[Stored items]

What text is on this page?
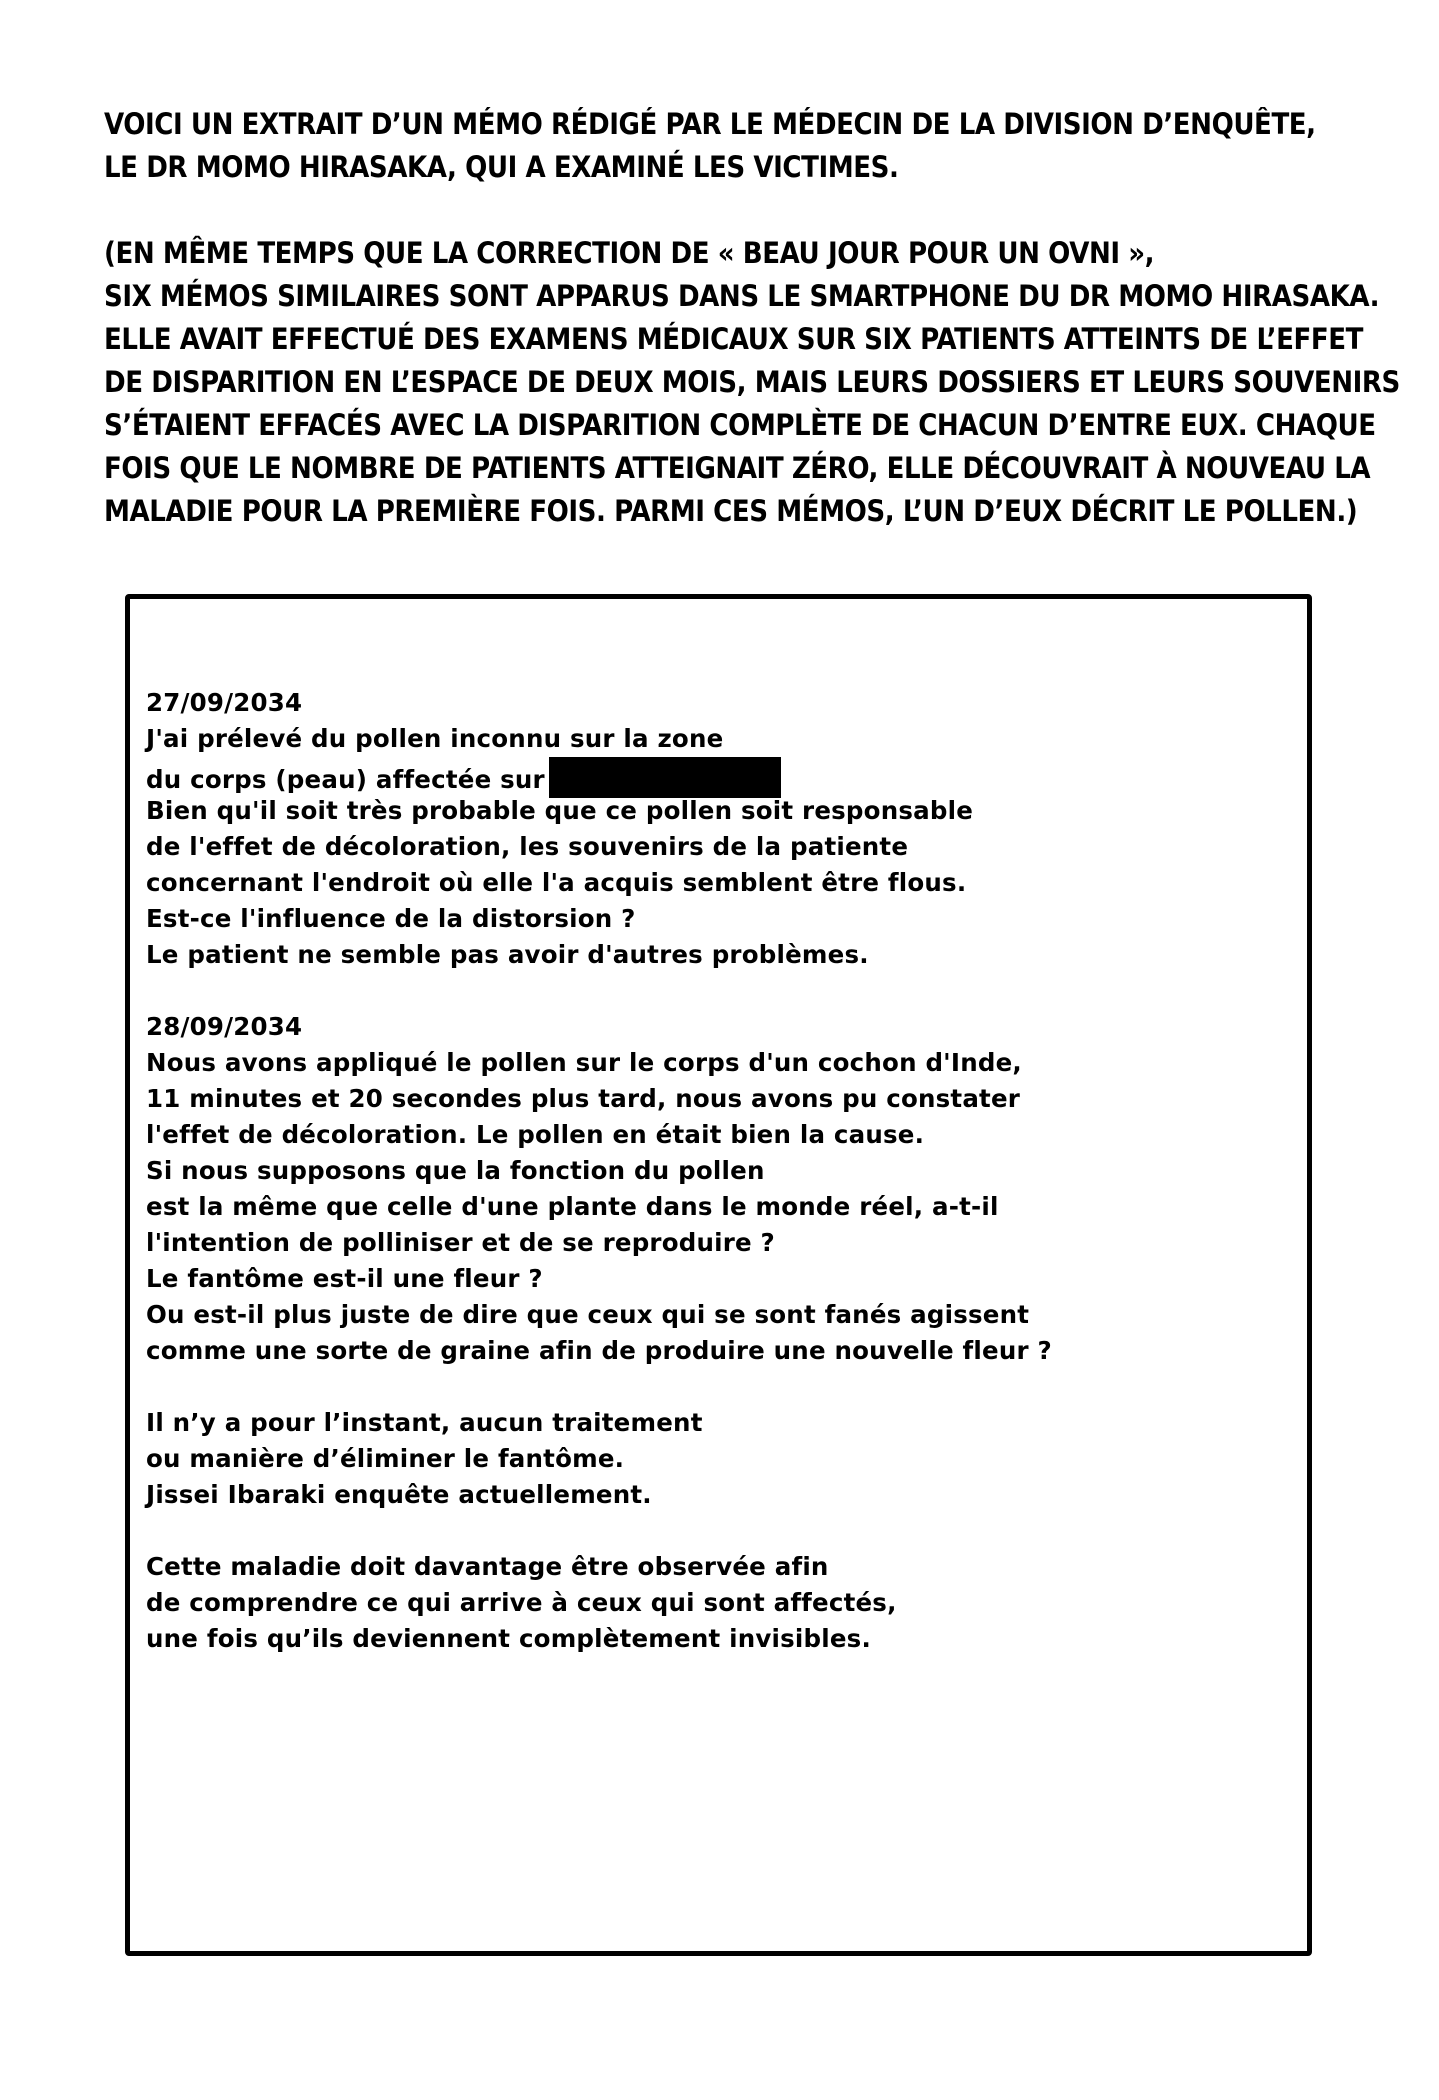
VOICI UN EXTRAIT D’UN MÉMO RÉDIGÉ PAR LE MÉDECIN DE LA DIVISION D’ENQUÊTE,
LE DR MOMO HIRASAKA, QUI A EXAMINÉ LES VICTIMES.
(EN MÊME TEMPS QUE LA CORRECTION DE « BEAU JOUR POUR UN OVNI »,
SIX MÉMOS SIMILAIRES SONT APPARUS DANS LE SMARTPHONE DU DR MOMO HIRASAKA.
ELLE AVAIT EFFECTUÉ DES EXAMENS MÉDICAUX SUR SIX PATIENTS ATTEINTS DE L’EFFET
DE DISPARITION EN L’ESPACE DE DEUX MOIS, MAIS LEURS DOSSIERS ET LEURS SOUVENIRS
S’ÉTAIENT EFFACÉS AVEC LA DISPARITION COMPLÈTE DE CHACUN D’ENTRE EUX. CHAQUE
FOIS QUE LE NOMBRE DE PATIENTS ATTEIGNAIT ZÉRO, ELLE DÉCOUVRAIT À NOUVEAU LA
MALADIE POUR LA PREMIÈRE FOIS. PARMI CES MÉMOS, L’UN D’EUX DÉCRIT LE POLLEN.)
27/09/2034
J'ai prélevé du pollen inconnu sur la zone
du corps (peau) affectée sur
Bien qu'il soit très probable que ce pollen soit responsable
de l'effet de décoloration, les souvenirs de la patiente
concernant l'endroit où elle l'a acquis semblent être flous.
Est-ce l'influence de la distorsion ?
Le patient ne semble pas avoir d'autres problèmes.
28/09/2034
Nous avons appliqué le pollen sur le corps d'un cochon d'Inde,
11 minutes et 20 secondes plus tard, nous avons pu constater
l'effet de décoloration. Le pollen en était bien la cause.
Si nous supposons que la fonction du pollen
est la même que celle d'une plante dans le monde réel, a-t-il
l'intention de polliniser et de se reproduire ?
Le fantôme est-il une fleur ?
Ou est-il plus juste de dire que ceux qui se sont fanés agissent
comme une sorte de graine afin de produire une nouvelle fleur ?
Il n’y a pour l’instant, aucun traitement
ou manière d’éliminer le fantôme.
Jissei Ibaraki enquête actuellement.
Cette maladie doit davantage être observée afin
de comprendre ce qui arrive à ceux qui sont affectés,
une fois qu’ils deviennent complètement invisibles.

▶ **Your assignment**
Could you repeat every entry above exactly, with each picture omitted?

▶ **Answer section**
What text is on this page?
VOICI UN EXTRAIT D’UN MÉMO RÉDIGÉ PAR LE MÉDECIN DE LA DIVISION D’ENQUÊTE,
LE DR MOMO HIRASAKA, QUI A EXAMINÉ LES VICTIMES.
(EN MÊME TEMPS QUE LA CORRECTION DE « BEAU JOUR POUR UN OVNI »,
SIX MÉMOS SIMILAIRES SONT APPARUS DANS LE SMARTPHONE DU DR MOMO HIRASAKA.
ELLE AVAIT EFFECTUÉ DES EXAMENS MÉDICAUX SUR SIX PATIENTS ATTEINTS DE L’EFFET
DE DISPARITION EN L’ESPACE DE DEUX MOIS, MAIS LEURS DOSSIERS ET LEURS SOUVENIRS
S’ÉTAIENT EFFACÉS AVEC LA DISPARITION COMPLÈTE DE CHACUN D’ENTRE EUX. CHAQUE
FOIS QUE LE NOMBRE DE PATIENTS ATTEIGNAIT ZÉRO, ELLE DÉCOUVRAIT À NOUVEAU LA
MALADIE POUR LA PREMIÈRE FOIS. PARMI CES MÉMOS, L’UN D’EUX DÉCRIT LE POLLEN.)
27/09/2034
J'ai prélevé du pollen inconnu sur la zone
du corps (peau) affectée sur
Bien qu'il soit très probable que ce pollen soit responsable
de l'effet de décoloration, les souvenirs de la patiente
concernant l'endroit où elle l'a acquis semblent être flous.
Est-ce l'influence de la distorsion ?
Le patient ne semble pas avoir d'autres problèmes.
28/09/2034
Nous avons appliqué le pollen sur le corps d'un cochon d'Inde,
11 minutes et 20 secondes plus tard, nous avons pu constater
l'effet de décoloration. Le pollen en était bien la cause.
Si nous supposons que la fonction du pollen
est la même que celle d'une plante dans le monde réel, a-t-il
l'intention de polliniser et de se reproduire ?
Le fantôme est-il une fleur ?
Ou est-il plus juste de dire que ceux qui se sont fanés agissent
comme une sorte de graine afin de produire une nouvelle fleur ?
Il n’y a pour l’instant, aucun traitement
ou manière d’éliminer le fantôme.
Jissei Ibaraki enquête actuellement.
Cette maladie doit davantage être observée afin
de comprendre ce qui arrive à ceux qui sont affectés,
une fois qu’ils deviennent complètement invisibles.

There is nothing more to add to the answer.